Only the number is wanted: tally the lines below that contain the word "共同行走距离".

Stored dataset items

* * *

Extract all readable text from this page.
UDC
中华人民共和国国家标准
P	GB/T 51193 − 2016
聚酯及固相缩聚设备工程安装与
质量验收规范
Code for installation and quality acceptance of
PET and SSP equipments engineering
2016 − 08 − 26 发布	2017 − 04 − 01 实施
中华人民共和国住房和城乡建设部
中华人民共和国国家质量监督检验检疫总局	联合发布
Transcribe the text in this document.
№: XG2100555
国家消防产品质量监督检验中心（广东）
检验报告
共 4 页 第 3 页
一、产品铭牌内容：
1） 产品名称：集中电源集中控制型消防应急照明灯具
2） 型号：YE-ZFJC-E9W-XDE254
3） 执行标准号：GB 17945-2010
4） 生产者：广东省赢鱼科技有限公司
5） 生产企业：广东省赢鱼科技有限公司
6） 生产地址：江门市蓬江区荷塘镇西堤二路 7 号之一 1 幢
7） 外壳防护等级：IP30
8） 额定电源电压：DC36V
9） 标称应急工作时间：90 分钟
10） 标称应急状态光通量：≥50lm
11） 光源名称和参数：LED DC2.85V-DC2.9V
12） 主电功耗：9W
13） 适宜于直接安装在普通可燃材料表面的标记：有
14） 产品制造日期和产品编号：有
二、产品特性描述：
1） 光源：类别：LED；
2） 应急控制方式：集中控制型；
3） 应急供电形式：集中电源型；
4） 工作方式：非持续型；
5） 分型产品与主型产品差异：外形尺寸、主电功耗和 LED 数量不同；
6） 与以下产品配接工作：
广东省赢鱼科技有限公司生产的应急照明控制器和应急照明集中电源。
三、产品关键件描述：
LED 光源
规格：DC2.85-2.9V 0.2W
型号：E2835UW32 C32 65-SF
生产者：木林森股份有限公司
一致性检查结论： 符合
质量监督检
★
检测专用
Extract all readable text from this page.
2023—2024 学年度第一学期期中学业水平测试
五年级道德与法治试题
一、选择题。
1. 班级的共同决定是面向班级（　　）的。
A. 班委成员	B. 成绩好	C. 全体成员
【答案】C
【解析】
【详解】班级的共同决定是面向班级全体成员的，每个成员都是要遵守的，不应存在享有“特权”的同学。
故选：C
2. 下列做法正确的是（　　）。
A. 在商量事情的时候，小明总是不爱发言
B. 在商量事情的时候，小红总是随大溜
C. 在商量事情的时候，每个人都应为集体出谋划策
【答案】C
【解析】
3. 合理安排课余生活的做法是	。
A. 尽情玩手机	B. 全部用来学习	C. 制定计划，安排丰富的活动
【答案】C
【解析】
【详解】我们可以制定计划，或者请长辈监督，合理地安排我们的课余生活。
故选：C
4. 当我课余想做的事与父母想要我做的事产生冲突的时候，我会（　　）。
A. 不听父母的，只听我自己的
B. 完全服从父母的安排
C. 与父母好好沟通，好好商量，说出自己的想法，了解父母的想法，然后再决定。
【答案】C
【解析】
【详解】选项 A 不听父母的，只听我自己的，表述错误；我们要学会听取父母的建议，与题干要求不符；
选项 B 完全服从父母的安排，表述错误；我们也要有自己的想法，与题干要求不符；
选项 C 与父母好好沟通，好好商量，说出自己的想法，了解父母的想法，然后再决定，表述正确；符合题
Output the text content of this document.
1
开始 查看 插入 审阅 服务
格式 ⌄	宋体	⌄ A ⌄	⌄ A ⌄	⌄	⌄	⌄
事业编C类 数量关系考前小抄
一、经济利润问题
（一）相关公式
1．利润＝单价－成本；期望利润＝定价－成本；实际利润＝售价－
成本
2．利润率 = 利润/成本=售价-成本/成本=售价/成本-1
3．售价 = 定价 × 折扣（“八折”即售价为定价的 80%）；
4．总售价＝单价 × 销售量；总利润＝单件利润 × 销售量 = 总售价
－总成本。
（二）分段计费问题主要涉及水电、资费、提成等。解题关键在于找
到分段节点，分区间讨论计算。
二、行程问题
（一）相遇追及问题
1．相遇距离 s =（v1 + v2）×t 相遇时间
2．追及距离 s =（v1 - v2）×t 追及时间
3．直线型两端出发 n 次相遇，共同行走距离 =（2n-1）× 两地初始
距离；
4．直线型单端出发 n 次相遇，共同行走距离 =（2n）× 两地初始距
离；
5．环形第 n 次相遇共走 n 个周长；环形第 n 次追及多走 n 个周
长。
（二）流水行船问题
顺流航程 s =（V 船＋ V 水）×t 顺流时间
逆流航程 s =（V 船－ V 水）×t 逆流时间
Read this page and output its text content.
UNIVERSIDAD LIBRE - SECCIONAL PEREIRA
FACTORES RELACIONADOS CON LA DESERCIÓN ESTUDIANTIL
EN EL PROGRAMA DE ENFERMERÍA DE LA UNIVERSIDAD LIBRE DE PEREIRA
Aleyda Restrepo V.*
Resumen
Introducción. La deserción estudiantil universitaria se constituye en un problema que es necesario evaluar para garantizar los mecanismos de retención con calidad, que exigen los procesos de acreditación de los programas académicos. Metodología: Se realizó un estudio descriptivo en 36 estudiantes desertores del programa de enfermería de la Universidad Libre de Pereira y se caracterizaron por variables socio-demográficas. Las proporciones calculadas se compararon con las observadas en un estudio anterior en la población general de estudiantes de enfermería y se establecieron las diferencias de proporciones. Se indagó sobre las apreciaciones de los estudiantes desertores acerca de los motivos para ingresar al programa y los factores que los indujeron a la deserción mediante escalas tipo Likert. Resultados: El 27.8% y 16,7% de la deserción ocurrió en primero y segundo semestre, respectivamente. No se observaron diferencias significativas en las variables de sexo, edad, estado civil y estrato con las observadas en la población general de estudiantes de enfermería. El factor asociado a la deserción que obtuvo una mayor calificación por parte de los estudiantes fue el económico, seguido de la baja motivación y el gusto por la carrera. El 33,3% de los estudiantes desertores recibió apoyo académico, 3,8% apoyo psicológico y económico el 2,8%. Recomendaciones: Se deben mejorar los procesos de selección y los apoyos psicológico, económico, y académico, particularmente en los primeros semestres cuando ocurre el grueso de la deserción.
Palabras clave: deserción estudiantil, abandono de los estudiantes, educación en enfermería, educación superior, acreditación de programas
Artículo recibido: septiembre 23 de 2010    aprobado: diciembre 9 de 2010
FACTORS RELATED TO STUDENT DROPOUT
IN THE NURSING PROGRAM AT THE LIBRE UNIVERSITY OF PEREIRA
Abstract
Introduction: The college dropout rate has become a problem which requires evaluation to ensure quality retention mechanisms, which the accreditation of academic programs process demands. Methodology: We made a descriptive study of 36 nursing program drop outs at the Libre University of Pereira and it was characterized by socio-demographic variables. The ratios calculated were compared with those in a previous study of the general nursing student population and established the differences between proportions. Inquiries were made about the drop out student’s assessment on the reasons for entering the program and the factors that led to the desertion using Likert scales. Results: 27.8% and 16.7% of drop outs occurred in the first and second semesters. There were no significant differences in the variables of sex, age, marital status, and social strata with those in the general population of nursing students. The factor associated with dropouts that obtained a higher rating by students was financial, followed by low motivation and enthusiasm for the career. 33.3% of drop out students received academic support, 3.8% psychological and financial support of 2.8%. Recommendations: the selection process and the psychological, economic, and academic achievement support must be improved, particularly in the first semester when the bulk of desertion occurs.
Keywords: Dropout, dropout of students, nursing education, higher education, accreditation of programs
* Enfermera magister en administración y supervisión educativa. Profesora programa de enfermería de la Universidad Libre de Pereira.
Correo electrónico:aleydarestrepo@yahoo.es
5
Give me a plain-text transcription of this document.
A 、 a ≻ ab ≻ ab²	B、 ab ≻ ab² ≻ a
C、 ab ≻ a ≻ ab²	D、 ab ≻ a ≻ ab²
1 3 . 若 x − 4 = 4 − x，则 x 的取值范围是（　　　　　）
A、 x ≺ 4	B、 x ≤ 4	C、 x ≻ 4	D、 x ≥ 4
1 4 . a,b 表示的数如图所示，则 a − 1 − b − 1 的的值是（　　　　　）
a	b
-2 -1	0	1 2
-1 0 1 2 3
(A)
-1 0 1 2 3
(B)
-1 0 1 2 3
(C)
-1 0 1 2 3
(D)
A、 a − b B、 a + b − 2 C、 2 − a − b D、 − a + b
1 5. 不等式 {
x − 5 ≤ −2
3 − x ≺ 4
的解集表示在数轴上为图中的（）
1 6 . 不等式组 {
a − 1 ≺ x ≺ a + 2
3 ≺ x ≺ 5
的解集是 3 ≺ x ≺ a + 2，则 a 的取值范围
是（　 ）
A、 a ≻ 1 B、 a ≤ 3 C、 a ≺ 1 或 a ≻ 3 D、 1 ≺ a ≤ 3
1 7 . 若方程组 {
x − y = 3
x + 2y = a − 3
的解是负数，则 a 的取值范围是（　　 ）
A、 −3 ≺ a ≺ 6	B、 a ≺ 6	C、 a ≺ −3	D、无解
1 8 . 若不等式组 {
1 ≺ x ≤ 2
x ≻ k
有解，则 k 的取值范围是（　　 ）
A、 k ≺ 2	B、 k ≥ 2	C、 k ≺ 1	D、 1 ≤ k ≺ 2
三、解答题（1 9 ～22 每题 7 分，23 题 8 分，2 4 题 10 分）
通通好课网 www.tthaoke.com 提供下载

* * *

Result of the exercise:
2